> _Stored items from a collection_:
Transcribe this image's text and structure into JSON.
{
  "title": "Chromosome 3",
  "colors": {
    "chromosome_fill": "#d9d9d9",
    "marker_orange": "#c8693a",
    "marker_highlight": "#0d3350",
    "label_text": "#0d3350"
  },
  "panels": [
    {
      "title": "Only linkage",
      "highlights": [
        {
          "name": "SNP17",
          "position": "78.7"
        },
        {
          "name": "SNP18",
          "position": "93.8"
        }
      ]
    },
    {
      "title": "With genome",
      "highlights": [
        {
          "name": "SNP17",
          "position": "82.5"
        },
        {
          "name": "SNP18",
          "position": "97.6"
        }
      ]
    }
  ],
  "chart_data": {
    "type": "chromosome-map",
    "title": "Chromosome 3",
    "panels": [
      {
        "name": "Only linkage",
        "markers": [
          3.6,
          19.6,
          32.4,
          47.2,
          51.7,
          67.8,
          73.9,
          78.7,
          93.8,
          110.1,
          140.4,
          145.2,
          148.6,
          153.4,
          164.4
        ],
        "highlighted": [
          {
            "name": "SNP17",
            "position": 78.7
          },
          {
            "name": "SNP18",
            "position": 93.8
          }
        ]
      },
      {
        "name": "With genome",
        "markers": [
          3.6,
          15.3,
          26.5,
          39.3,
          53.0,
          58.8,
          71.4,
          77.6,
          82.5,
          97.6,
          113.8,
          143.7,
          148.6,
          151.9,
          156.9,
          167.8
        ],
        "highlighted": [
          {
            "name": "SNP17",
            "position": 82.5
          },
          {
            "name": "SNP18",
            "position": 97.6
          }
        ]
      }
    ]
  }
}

> _Task details_: Would you write the records out again, word for word?

> _Solution to the exercise_:
Transcribe this image's text and structure into JSON.
{
  "title": "Chromosome 3",
  "colors": {
    "chromosome_fill": "#d9d9d9",
    "marker_orange": "#c8693a",
    "marker_highlight": "#0d3350",
    "label_text": "#0d3350"
  },
  "panels": [
    {
      "title": "Only linkage",
      "highlights": [
        {
          "name": "SNP17",
          "position": "78.7"
        },
        {
          "name": "SNP18",
          "position": "93.8"
        }
      ]
    },
    {
      "title": "With genome",
      "highlights": [
        {
          "name": "SNP17",
          "position": "82.5"
        },
        {
          "name": "SNP18",
          "position": "97.6"
        }
      ]
    }
  ],
  "chart_data": {
    "type": "chromosome-map",
    "title": "Chromosome 3",
    "panels": [
      {
        "name": "Only linkage",
        "markers": [
          3.6,
          19.6,
          32.4,
          47.2,
          51.7,
          67.8,
          73.9,
          78.7,
          93.8,
          110.1,
          140.4,
          145.2,
          148.6,
          153.4,
          164.4
        ],
        "highlighted": [
          {
            "name": "SNP17",
            "position": 78.7
          },
          {
            "name": "SNP18",
            "position": 93.8
          }
        ]
      },
      {
        "name": "With genome",
        "markers": [
          3.6,
          15.3,
          26.5,
          39.3,
          53.0,
          58.8,
          71.4,
          77.6,
          82.5,
          97.6,
          113.8,
          143.7,
          148.6,
          151.9,
          156.9,
          167.8
        ],
        "highlighted": [
          {
            "name": "SNP17",
            "position": 82.5
          },
          {
            "name": "SNP18",
            "position": 97.6
          }
        ]
      }
    ]
  }
}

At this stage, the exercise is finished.